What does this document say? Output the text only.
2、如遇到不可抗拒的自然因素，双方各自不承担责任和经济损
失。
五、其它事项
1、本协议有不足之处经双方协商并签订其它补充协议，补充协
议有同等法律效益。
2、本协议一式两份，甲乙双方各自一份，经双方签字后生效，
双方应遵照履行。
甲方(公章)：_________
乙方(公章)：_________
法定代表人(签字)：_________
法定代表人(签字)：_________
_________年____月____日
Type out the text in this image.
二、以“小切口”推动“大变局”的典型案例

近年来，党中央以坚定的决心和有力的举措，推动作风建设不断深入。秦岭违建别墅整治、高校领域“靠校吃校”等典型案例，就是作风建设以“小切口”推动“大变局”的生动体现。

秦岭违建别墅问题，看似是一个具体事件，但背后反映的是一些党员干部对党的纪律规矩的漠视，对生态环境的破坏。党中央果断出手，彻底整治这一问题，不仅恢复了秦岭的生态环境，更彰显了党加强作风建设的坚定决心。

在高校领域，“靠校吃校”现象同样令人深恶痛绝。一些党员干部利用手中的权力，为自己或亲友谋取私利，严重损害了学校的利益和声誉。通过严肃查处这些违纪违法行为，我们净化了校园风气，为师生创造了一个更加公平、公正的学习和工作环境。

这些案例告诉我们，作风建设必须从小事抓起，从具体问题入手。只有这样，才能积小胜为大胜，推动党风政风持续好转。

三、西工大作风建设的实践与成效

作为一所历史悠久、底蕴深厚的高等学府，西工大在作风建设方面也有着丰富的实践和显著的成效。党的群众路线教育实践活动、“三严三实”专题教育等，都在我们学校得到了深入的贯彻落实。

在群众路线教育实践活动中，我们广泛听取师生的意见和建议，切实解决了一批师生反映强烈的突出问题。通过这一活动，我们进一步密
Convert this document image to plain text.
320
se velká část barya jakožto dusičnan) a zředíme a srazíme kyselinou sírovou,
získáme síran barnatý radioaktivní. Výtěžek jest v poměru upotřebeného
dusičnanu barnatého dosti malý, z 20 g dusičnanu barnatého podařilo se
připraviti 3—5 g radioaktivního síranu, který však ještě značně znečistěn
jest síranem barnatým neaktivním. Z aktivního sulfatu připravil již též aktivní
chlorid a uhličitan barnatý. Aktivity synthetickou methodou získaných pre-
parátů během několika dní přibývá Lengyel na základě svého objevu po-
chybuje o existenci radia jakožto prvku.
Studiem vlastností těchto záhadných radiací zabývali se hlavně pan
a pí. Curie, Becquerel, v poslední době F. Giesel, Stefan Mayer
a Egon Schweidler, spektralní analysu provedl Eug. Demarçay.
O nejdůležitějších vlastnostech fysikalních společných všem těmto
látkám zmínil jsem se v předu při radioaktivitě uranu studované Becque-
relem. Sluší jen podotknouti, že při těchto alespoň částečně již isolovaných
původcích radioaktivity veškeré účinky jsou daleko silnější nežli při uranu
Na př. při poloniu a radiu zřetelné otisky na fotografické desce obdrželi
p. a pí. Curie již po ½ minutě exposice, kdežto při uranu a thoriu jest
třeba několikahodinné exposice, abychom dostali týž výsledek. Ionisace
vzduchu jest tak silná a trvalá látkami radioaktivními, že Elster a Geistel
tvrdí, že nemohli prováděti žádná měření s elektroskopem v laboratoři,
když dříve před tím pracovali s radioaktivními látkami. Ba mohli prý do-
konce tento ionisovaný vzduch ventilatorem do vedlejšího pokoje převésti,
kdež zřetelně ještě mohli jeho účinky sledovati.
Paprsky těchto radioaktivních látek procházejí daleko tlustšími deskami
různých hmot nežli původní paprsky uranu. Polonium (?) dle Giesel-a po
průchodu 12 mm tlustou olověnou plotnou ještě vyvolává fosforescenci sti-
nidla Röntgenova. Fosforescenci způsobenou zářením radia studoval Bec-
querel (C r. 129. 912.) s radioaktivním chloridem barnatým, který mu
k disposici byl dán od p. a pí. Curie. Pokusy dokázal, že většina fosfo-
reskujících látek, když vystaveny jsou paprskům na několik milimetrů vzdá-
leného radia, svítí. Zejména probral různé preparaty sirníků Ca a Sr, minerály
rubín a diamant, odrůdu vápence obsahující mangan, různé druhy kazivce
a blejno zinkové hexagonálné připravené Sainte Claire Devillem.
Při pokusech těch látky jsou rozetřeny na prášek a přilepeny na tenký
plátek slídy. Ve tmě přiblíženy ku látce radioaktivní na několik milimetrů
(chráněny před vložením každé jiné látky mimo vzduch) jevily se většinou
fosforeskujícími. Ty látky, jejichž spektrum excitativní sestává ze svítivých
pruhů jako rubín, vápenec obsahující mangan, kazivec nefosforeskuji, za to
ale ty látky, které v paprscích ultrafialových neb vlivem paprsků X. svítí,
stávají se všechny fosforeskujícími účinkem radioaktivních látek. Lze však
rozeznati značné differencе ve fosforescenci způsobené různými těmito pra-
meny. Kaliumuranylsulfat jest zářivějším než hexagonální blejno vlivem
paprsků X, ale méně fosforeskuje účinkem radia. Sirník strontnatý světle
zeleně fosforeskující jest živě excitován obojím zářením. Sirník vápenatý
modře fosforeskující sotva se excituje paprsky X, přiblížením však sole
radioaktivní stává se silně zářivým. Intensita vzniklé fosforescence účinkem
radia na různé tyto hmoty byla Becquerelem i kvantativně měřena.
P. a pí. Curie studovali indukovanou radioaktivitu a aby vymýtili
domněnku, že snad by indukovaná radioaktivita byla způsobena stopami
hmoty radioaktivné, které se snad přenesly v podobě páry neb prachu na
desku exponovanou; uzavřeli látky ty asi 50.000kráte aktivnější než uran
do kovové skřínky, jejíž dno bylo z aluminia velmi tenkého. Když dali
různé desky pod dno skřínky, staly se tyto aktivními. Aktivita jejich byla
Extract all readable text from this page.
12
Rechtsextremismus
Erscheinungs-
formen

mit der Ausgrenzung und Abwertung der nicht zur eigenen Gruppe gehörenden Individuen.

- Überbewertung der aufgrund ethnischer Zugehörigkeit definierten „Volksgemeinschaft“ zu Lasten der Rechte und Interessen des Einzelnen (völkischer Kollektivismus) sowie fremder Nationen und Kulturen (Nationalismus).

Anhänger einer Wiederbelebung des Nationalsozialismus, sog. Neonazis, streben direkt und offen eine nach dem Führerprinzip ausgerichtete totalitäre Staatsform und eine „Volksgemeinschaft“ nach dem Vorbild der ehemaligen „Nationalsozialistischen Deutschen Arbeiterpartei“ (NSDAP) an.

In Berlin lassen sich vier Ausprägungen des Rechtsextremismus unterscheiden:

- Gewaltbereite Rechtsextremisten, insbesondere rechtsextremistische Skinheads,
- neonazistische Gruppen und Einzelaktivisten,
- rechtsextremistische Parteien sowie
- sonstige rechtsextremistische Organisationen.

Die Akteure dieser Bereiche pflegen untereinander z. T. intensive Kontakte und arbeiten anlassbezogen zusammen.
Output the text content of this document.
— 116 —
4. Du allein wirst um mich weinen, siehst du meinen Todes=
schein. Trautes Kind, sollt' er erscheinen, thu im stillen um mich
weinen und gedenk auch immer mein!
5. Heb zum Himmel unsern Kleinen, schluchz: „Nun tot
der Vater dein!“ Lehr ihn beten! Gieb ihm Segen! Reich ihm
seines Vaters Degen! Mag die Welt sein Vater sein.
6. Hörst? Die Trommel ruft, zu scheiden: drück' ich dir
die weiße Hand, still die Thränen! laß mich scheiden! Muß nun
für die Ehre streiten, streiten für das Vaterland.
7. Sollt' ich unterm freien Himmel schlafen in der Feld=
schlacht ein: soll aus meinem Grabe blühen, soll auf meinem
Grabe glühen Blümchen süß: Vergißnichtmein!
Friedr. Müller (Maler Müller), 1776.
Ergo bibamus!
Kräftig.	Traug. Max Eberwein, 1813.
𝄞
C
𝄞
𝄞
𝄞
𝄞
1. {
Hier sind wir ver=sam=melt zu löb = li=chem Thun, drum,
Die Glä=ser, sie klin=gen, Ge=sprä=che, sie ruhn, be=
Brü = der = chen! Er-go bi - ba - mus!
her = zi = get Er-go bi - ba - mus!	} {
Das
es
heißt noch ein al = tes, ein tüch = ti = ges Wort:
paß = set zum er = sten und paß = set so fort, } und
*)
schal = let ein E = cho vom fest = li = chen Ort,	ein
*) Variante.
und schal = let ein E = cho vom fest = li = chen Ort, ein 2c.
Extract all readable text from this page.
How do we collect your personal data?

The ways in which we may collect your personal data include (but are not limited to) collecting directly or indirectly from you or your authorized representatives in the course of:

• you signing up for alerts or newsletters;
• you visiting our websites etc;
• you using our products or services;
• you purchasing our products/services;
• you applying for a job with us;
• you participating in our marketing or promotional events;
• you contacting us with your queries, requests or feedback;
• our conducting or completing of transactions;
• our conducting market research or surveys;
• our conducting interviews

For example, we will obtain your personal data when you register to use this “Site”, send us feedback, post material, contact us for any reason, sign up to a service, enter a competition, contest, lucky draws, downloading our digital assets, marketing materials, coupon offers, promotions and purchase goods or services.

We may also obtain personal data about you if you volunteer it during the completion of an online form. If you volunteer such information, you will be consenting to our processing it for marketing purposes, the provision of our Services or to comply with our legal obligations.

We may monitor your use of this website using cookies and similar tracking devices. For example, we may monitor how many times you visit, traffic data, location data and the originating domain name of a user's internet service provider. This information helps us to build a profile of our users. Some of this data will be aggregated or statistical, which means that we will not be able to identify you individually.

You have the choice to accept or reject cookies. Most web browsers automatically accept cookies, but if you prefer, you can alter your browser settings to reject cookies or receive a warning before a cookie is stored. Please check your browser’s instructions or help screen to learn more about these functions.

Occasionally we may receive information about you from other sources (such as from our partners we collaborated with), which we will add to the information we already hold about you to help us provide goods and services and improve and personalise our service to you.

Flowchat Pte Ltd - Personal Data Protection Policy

• _What you have to do_: Count the lines of the material that include the word "fosforeskujícími", then report only the total.

• _Right answer_: 2